Repeat verbatim the lines of the data below, beginning with the line containing "Decode this image" and continuing to the end.

* DATA SECTION

○ ○ ○ ○ ○

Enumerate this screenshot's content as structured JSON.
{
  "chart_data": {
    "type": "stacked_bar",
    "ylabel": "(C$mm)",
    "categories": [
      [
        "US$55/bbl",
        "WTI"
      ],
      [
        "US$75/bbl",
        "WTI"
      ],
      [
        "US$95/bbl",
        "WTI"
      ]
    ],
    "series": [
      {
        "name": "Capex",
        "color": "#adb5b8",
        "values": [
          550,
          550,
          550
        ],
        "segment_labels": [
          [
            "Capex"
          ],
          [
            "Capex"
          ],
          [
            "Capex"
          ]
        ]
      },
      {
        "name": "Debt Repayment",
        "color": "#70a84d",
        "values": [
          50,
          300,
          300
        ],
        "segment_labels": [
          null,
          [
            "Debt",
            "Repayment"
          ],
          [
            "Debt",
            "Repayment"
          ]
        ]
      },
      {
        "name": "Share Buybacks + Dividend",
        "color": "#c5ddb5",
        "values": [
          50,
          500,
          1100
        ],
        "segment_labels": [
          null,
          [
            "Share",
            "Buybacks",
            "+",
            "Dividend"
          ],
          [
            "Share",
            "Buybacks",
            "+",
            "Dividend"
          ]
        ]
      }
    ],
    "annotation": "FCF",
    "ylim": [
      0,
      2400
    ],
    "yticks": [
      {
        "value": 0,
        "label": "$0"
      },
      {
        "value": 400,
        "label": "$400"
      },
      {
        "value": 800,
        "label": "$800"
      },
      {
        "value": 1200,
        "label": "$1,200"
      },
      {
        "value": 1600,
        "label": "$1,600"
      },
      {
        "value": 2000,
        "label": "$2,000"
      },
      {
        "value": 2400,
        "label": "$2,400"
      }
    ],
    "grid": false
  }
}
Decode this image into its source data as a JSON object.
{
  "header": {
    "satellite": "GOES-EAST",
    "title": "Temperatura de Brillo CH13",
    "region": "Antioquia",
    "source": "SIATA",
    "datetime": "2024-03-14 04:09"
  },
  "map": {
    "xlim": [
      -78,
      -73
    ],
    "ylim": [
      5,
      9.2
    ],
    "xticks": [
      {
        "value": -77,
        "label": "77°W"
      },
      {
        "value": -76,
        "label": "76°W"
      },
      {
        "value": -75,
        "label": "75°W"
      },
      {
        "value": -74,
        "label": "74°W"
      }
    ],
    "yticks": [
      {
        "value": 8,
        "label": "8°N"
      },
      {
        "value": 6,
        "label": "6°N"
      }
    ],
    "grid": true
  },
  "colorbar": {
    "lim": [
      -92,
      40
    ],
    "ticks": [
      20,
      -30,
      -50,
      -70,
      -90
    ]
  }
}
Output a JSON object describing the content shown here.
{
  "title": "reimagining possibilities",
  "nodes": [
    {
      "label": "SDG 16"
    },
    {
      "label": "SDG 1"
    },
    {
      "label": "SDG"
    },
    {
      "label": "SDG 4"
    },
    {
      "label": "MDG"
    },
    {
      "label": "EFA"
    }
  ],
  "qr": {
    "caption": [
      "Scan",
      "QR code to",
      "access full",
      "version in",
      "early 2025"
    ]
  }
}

○ ○ ○ ○ ○

* CORRECT OUTPUT
Decode this image into its source data as a JSON object.
{
  "header": {
    "satellite": "GOES-EAST",
    "title": "Temperatura de Brillo CH13",
    "region": "Antioquia",
    "source": "SIATA",
    "datetime": "2024-03-14 04:09"
  },
  "map": {
    "xlim": [
      -78,
      -73
    ],
    "ylim": [
      5,
      9.2
    ],
    "xticks": [
      {
        "value": -77,
        "label": "77°W"
      },
      {
        "value": -76,
        "label": "76°W"
      },
      {
        "value": -75,
        "label": "75°W"
      },
      {
        "value": -74,
        "label": "74°W"
      }
    ],
    "yticks": [
      {
        "value": 8,
        "label": "8°N"
      },
      {
        "value": 6,
        "label": "6°N"
      }
    ],
    "grid": true
  },
  "colorbar": {
    "lim": [
      -92,
      40
    ],
    "ticks": [
      20,
      -30,
      -50,
      -70,
      -90
    ]
  }
}
Output a JSON object describing the content shown here.
{
  "title": "reimagining possibilities",
  "nodes": [
    {
      "label": "SDG 16"
    },
    {
      "label": "SDG 1"
    },
    {
      "label": "SDG"
    },
    {
      "label": "SDG 4"
    },
    {
      "label": "MDG"
    },
    {
      "label": "EFA"
    }
  ],
  "qr": {
    "caption": [
      "Scan",
      "QR code to",
      "access full",
      "version in",
      "early 2025"
    ]
  }
}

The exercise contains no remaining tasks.